> [Yapılacak işler]
a: Aşağıdaki ifadelerin Toronto Raptors makalesiyle uyuşup uyuşmadığını belirtin. Her biri için evet ya da hayır deyin ve sonucu belirleyen sözleri makaleden aynen alıntılayın.
(i) Kawhi Leonard, Raptors'tan Los Angeles Clippers'a gitti.
(ii) Pascal Siakam geçen sezon Yılın Savunma Oyuncusu ödülünü kazandı.
(iii) Danny Green, Los Angeles Lakers'a geçti.
b: Toronto Raptors makalesini son cümlesinden sonra sürdürün.

> [Makale]

30 Temmuz 2019 Salı

2019-2020 Toronto Raptors analizi

NBA'de son şampiyon Toronto Raptors geçtiğimiz sezonun tamamlanmasıyla beraber free agency piyasasının en çok konuşulan takımlarından biri olmuş ve şampiyonluğun belki de baş mimarı diyebileceğimiz Kawhi Leonard'ı Los Angeles Clippers'a kaybederek önemli bir kan kaybı yaşamıştı. Şampiyonluk sevinci kursağında kalan Raptors'ın önemli şutörlerinden biri olan Danny Green'i de bir diğer Los Angeles ekibi Lakers'a kaptırması kadronun kritik taşlarından birinin daha kaybı anlamına gelirken, Pascal Siakam & Kyle Lowry çevresinde yapılandırılacak yeni Raptors'un 2019-2020 sezonundaki olası performansı soru işaretli yarattı. 

2019-2020 Toronto Raptors

Geçtiğimiz sezonun En çok Gelişim Kaydeden Oyuncusu (Most Improved Player) ödülünü kazanan Pascal Siakam'ı kadrosunda tutmaya devam eden Toronto Raptors'ın önümüzdeki sezon stratejisini Kyle Lowry & Pascal Siakam ikilisi üzerinden kuracağını söylemek gerçekçi olacaktır. Özellikle Lowry'nin kontrat senesinde kendini göstermek için ekstra bir çaba göstereceğini düşündüğümüzde, geçtiğimiz sezon Kawhi Leonard'ın oynamadığı 22 maçta Raptors'u 17-5'lik bir galibiyet yüzdesine taşıyan isimlerin başında gelen bu ikilinin bu sezon da takımın direksiyonunda olması ve bu süreçten yüzlerinin akıyla çıkmaları gayet olası.

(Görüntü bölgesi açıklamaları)
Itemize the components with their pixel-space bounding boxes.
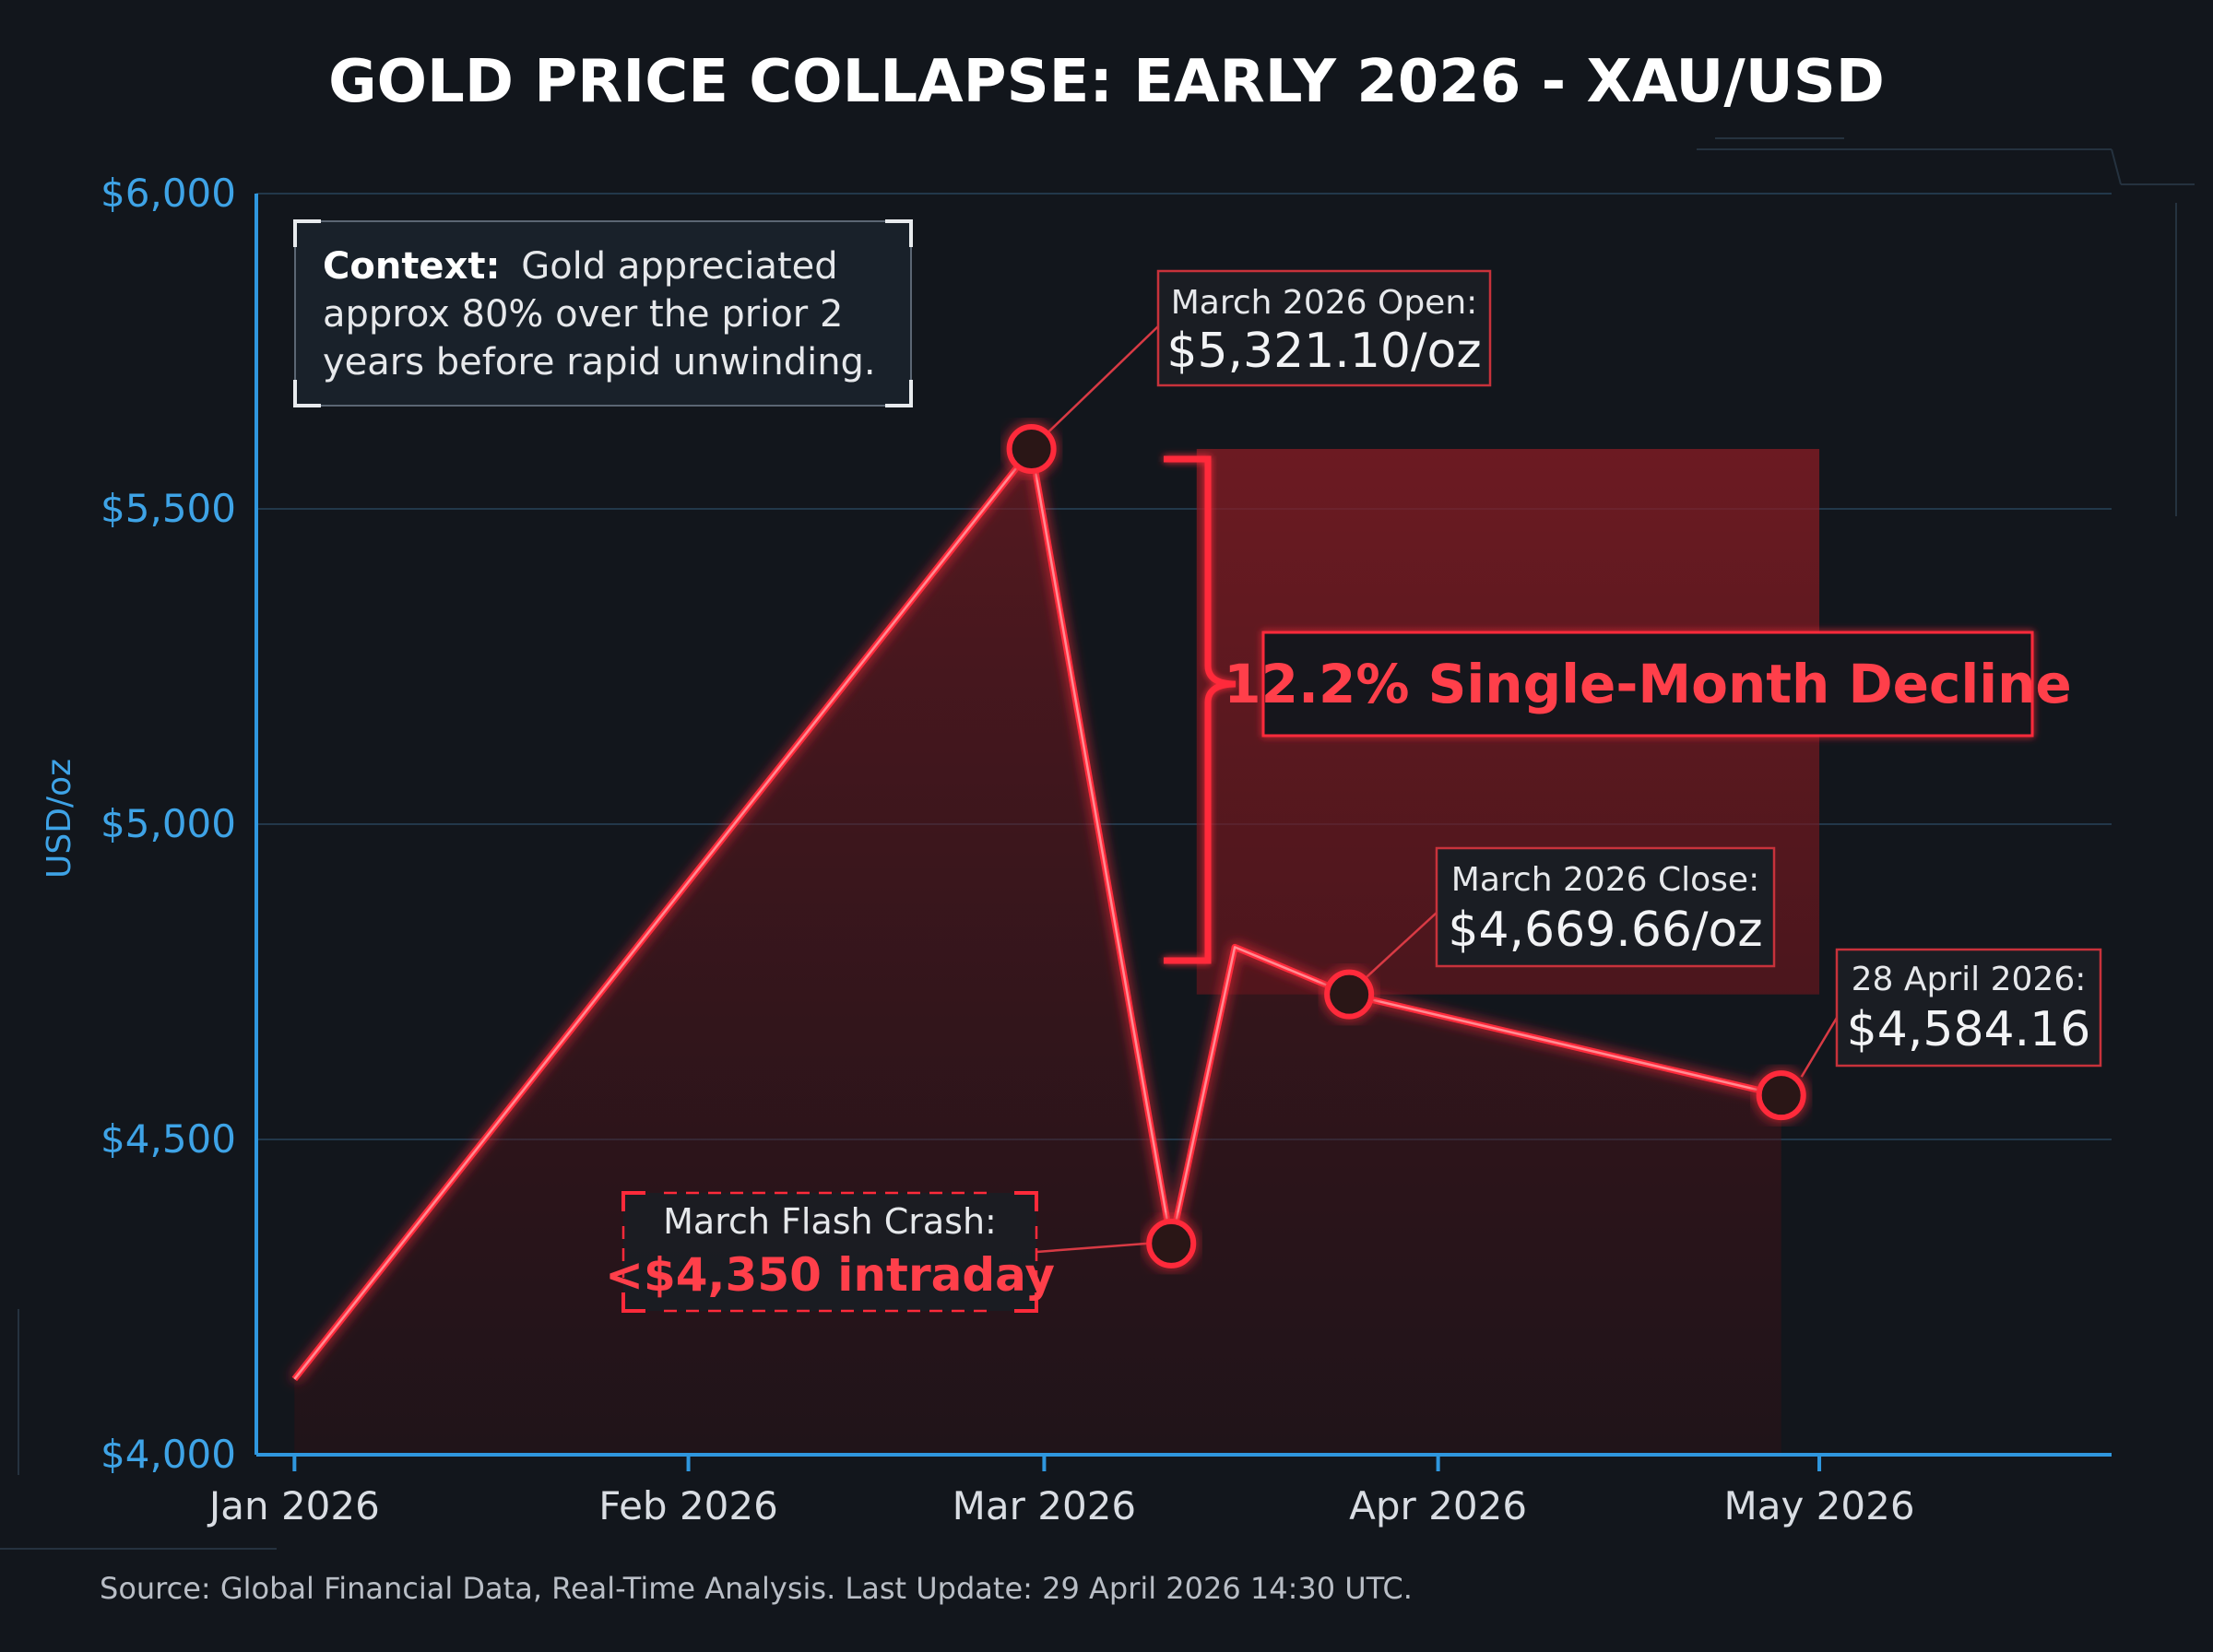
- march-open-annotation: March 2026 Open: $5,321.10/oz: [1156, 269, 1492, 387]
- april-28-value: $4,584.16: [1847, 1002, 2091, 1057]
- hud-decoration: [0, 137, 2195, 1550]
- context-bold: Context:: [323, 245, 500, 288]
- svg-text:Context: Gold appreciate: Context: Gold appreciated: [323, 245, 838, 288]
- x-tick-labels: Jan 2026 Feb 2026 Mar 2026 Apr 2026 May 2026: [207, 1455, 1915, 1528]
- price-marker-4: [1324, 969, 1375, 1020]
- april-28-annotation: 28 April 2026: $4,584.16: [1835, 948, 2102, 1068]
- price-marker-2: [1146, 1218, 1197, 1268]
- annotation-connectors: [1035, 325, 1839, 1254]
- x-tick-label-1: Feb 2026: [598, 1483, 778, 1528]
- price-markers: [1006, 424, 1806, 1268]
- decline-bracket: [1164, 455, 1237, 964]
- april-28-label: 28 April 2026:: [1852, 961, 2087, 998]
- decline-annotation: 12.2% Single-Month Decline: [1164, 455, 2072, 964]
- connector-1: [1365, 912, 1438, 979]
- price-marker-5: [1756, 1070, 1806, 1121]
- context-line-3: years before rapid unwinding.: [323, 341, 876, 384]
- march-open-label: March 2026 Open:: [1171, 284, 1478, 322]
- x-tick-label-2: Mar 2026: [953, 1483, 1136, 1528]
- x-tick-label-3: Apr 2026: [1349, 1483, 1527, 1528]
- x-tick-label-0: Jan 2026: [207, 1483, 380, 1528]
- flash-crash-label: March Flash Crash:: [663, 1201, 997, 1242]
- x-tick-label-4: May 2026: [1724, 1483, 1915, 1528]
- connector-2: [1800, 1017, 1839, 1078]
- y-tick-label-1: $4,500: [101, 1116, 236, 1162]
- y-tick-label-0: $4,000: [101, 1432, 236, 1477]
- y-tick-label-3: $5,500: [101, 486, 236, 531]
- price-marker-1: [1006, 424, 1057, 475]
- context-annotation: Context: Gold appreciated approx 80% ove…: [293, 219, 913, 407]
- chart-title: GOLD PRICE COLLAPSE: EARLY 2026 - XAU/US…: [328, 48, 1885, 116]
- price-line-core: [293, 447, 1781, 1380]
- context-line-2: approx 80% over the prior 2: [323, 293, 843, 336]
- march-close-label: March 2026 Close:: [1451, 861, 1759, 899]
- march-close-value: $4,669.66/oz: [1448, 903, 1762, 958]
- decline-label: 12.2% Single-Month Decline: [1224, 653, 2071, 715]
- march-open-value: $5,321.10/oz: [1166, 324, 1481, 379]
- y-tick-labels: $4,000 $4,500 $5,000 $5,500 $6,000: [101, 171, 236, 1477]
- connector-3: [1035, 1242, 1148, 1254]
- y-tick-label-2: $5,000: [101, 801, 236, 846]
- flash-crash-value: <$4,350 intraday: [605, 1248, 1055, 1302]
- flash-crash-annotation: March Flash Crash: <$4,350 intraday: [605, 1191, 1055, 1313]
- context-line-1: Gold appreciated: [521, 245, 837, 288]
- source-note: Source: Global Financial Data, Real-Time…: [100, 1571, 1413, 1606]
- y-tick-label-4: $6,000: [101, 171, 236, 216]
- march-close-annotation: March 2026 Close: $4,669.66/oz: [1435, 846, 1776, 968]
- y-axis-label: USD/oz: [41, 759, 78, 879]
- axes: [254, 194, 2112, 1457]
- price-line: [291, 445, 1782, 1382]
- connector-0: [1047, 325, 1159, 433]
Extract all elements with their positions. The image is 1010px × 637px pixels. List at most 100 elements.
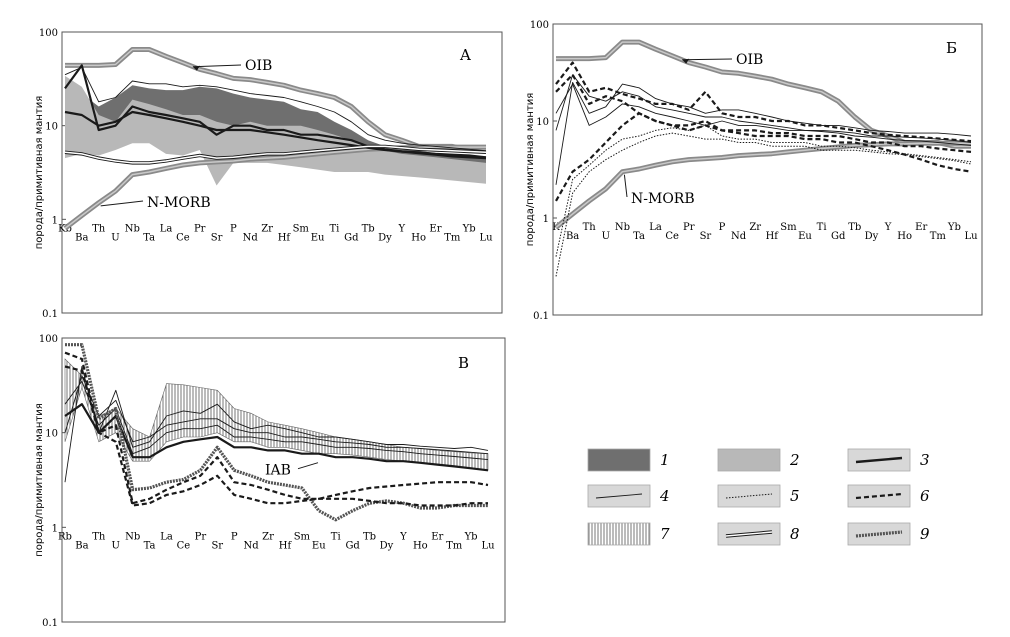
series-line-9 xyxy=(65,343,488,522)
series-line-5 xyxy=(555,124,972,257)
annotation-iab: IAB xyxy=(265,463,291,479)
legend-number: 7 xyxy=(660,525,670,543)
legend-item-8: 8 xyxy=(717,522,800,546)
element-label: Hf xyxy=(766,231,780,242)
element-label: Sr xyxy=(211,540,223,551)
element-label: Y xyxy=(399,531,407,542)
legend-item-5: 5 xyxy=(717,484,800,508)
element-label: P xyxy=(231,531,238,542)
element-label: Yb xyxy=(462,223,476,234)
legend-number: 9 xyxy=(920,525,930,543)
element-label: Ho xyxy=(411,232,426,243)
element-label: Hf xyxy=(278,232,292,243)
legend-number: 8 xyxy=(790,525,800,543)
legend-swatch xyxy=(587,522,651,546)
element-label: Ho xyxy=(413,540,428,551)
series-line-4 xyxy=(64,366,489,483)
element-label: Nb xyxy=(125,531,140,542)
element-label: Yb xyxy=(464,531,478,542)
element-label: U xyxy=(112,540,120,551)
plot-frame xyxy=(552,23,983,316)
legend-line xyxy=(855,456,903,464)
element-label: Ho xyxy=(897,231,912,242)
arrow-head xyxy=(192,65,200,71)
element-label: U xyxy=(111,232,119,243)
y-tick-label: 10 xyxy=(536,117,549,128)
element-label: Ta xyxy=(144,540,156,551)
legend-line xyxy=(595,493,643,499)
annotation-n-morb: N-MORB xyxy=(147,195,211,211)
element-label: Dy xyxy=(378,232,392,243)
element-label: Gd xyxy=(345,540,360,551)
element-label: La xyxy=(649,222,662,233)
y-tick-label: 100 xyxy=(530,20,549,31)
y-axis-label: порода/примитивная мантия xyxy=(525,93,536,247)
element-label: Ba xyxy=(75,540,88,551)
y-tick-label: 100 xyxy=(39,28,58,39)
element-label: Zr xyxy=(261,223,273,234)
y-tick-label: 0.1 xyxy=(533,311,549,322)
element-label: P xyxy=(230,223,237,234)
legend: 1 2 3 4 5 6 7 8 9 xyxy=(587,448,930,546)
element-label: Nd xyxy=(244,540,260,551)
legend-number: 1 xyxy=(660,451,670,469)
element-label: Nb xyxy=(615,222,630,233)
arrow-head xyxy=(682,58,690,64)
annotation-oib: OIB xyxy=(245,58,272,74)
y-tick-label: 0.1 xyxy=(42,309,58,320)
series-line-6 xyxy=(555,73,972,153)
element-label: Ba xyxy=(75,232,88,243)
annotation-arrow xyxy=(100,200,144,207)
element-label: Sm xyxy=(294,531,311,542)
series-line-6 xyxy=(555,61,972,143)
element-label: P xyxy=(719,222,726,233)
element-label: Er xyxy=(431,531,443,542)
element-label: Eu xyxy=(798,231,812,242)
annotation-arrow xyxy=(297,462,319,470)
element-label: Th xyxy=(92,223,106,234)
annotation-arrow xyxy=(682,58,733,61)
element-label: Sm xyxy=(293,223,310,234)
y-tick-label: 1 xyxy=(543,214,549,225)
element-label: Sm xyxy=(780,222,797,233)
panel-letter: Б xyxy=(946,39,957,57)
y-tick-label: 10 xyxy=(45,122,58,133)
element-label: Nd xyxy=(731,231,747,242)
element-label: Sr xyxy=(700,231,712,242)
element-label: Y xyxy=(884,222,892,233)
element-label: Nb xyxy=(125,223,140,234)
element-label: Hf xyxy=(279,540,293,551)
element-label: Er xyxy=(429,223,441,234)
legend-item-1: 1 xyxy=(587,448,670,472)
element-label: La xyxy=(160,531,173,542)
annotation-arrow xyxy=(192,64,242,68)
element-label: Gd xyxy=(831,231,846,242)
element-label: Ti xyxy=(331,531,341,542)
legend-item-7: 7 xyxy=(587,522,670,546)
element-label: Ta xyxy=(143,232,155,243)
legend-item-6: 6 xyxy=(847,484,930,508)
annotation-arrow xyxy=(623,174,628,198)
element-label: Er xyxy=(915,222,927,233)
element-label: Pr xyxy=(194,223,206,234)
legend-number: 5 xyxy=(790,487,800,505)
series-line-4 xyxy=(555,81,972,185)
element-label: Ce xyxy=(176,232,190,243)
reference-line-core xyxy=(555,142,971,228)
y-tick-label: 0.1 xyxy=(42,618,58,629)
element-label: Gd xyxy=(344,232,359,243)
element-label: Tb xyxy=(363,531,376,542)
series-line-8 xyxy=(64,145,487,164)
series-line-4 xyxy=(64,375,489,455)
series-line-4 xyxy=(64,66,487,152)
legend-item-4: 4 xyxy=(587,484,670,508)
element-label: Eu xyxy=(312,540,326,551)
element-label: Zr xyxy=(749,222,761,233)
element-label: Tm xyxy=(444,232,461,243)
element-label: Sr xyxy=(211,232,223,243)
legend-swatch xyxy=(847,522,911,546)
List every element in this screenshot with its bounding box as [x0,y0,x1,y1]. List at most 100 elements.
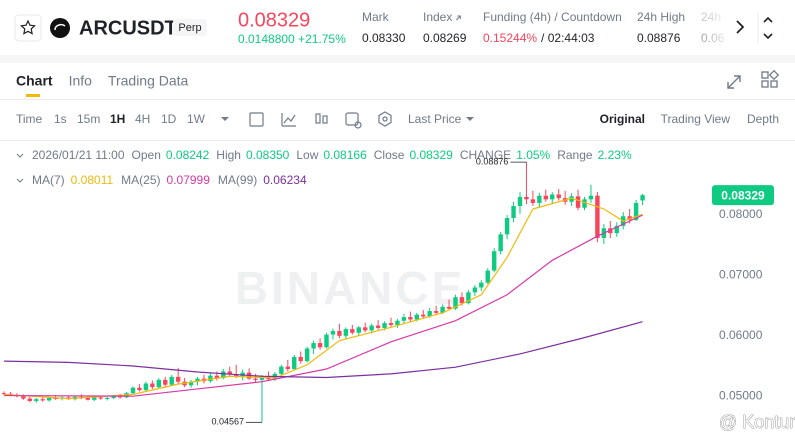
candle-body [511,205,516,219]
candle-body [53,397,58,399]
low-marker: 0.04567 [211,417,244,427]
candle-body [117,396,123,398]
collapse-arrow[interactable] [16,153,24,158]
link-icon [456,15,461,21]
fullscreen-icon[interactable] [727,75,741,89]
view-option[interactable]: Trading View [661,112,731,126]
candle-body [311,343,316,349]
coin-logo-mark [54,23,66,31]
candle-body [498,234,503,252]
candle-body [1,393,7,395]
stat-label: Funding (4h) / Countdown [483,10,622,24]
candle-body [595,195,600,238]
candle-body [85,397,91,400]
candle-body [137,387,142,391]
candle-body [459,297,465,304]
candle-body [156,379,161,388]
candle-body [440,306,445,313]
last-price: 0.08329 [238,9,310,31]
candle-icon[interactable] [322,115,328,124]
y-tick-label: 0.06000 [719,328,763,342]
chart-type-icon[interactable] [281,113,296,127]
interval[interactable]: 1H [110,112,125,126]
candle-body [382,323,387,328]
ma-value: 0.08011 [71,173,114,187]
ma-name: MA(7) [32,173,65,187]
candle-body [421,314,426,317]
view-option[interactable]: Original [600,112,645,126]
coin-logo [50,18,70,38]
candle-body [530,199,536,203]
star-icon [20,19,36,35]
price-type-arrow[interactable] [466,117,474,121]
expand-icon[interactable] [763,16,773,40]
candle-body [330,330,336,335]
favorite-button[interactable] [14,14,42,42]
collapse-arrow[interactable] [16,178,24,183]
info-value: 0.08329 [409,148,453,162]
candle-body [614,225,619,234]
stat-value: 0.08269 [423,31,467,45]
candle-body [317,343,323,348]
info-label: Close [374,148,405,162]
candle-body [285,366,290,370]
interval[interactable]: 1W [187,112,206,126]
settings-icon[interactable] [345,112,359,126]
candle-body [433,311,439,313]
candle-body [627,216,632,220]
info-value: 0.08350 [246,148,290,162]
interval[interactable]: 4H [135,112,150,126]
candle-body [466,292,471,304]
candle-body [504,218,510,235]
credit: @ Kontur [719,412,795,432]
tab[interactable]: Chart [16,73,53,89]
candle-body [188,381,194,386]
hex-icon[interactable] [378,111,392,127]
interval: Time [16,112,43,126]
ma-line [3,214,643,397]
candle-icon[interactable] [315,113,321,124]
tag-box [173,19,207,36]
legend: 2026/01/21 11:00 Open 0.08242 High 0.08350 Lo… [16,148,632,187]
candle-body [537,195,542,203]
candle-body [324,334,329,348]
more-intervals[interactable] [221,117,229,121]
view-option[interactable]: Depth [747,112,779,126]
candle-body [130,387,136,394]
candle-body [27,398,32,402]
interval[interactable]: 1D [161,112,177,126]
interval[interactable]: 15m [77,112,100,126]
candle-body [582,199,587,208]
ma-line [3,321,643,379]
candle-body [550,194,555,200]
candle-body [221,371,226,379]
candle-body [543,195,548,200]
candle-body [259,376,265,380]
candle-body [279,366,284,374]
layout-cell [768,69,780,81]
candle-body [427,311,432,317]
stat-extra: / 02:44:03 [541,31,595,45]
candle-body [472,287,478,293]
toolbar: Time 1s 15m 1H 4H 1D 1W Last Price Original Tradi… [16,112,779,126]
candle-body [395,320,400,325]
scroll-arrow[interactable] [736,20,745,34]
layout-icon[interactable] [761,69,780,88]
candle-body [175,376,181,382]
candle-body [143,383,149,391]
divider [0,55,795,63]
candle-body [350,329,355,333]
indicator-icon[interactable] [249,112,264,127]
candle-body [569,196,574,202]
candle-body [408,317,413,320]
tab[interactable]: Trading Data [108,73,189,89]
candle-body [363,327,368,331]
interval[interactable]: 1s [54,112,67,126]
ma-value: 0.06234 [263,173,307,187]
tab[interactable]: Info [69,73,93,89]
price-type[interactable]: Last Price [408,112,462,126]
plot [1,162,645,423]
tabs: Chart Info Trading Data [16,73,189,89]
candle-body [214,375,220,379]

> [Görevlerin yanıtları]
a:
(i) Evet: "Kawhi Leonard'ı Los Angeles Clippers'a kaybederek"
(ii) Hayır: "Geçtiğimiz sezonun En çok Gelişim Kaydeden Oyuncusu (Most Improved Player) ödülünü kazanan Pascal Siakam'ı"
(iii) Evet: "Danny Green'i de bir diğer Los Angeles ekibi Lakers'a kaptırması"

b:
Fakat... Geçtiğimiz sezon Kawhi Leonard'ın Toronto Raptors'u mümkün olduğunca tempoyu düşüren bir basketbola sürüklediğini ve şampiyonluğa rağmen takım olarak oldukça "sıkıcı" bir basketbol seyrettirdiklerini söyleyebiliriz. Lowry gibi yüksek tempo basketbolunu seven bir guardın bile bu tempoya ayak uydurması onlara şampiyonluğu getiren bir unsur olmuşken, Kawhi'nin frenajı olmaksızın ve de Siakam gibi atletik bir forvetin varlığında Toronto Raptors'un oyun felsefesinin daha hızlı ve tempolu bir basketbola kayacağını söylemek de yanlış olmaz. Bu tempoda Fred Van Vleet'in de Play-Off'ların ikinci yarısındaki şut performansına istikrar kazandırdığı takdirde önemli katkılar yapacağını düşünüyorum. Yine de istikrar anlamında henüz yeterli güveni vermeyen Van Vleet, geçen sezon vasatı aşamayan Norman Powell ve takıma yeni katılan Cameron Payne'in yanında guard rotasyonuna bir takviye gelmesi bir gereklilik gibi duruyor. Hele ki Lowry'nin sakatlık soru işaretlerinin herkesin kafasını kurcaladığı bir durumda... Yoksa NBA'in Barış Hersek'i Patrick McCaw'ın takımda kalmasına güvendiklerini hiç sanmıyorum.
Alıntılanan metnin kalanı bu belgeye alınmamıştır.